What the exercise asks:
Write out the material exactly, leaving every picture behind.

** start **

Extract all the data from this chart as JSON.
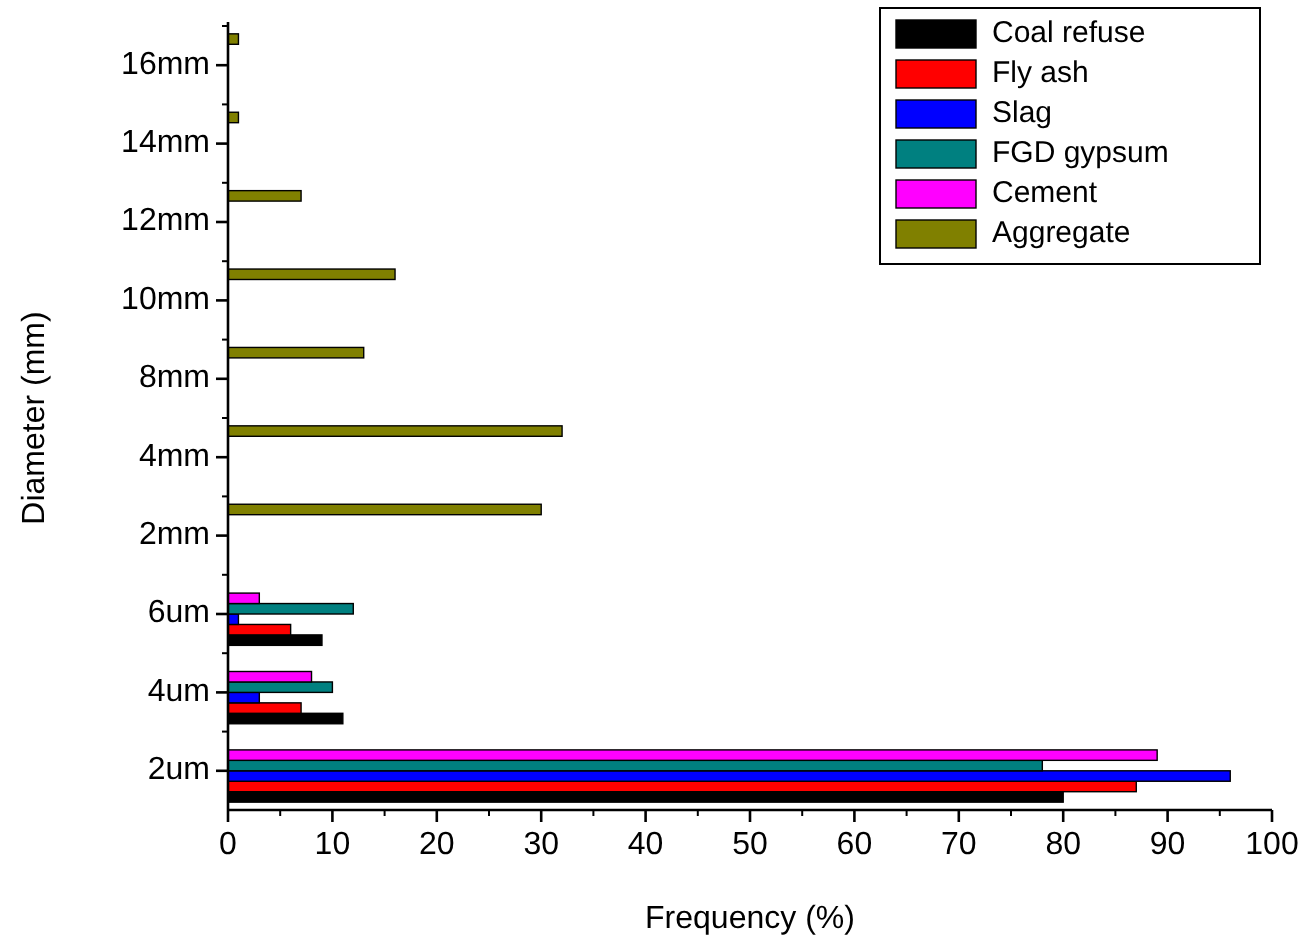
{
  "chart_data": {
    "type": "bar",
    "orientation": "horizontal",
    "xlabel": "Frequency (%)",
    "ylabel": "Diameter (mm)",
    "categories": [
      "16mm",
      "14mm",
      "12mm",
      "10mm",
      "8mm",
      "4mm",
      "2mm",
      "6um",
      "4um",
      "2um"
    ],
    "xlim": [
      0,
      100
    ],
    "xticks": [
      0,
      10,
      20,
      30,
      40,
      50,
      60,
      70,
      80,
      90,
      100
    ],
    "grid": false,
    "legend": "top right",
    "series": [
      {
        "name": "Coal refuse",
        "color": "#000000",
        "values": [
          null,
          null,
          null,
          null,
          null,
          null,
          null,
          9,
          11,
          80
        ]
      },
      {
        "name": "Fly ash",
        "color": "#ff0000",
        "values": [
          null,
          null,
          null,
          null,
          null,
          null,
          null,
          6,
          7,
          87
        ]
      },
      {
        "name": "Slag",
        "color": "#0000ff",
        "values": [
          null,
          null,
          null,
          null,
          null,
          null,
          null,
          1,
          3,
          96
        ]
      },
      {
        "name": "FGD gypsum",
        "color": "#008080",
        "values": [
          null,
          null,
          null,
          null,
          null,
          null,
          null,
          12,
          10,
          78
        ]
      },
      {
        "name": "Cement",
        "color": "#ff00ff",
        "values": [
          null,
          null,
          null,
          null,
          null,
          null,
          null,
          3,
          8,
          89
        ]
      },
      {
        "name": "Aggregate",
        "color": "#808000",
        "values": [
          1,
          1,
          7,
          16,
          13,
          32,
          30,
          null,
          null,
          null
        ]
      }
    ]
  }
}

** end **

The result:
Extract all the data from this chart as JSON.
{
  "chart_data": {
    "type": "bar",
    "orientation": "horizontal",
    "xlabel": "Frequency (%)",
    "ylabel": "Diameter (mm)",
    "categories": [
      "16mm",
      "14mm",
      "12mm",
      "10mm",
      "8mm",
      "4mm",
      "2mm",
      "6um",
      "4um",
      "2um"
    ],
    "xlim": [
      0,
      100
    ],
    "xticks": [
      0,
      10,
      20,
      30,
      40,
      50,
      60,
      70,
      80,
      90,
      100
    ],
    "grid": false,
    "legend": "top right",
    "series": [
      {
        "name": "Coal refuse",
        "color": "#000000",
        "values": [
          null,
          null,
          null,
          null,
          null,
          null,
          null,
          9,
          11,
          80
        ]
      },
      {
        "name": "Fly ash",
        "color": "#ff0000",
        "values": [
          null,
          null,
          null,
          null,
          null,
          null,
          null,
          6,
          7,
          87
        ]
      },
      {
        "name": "Slag",
        "color": "#0000ff",
        "values": [
          null,
          null,
          null,
          null,
          null,
          null,
          null,
          1,
          3,
          96
        ]
      },
      {
        "name": "FGD gypsum",
        "color": "#008080",
        "values": [
          null,
          null,
          null,
          null,
          null,
          null,
          null,
          12,
          10,
          78
        ]
      },
      {
        "name": "Cement",
        "color": "#ff00ff",
        "values": [
          null,
          null,
          null,
          null,
          null,
          null,
          null,
          3,
          8,
          89
        ]
      },
      {
        "name": "Aggregate",
        "color": "#808000",
        "values": [
          1,
          1,
          7,
          16,
          13,
          32,
          30,
          null,
          null,
          null
        ]
      }
    ]
  }
}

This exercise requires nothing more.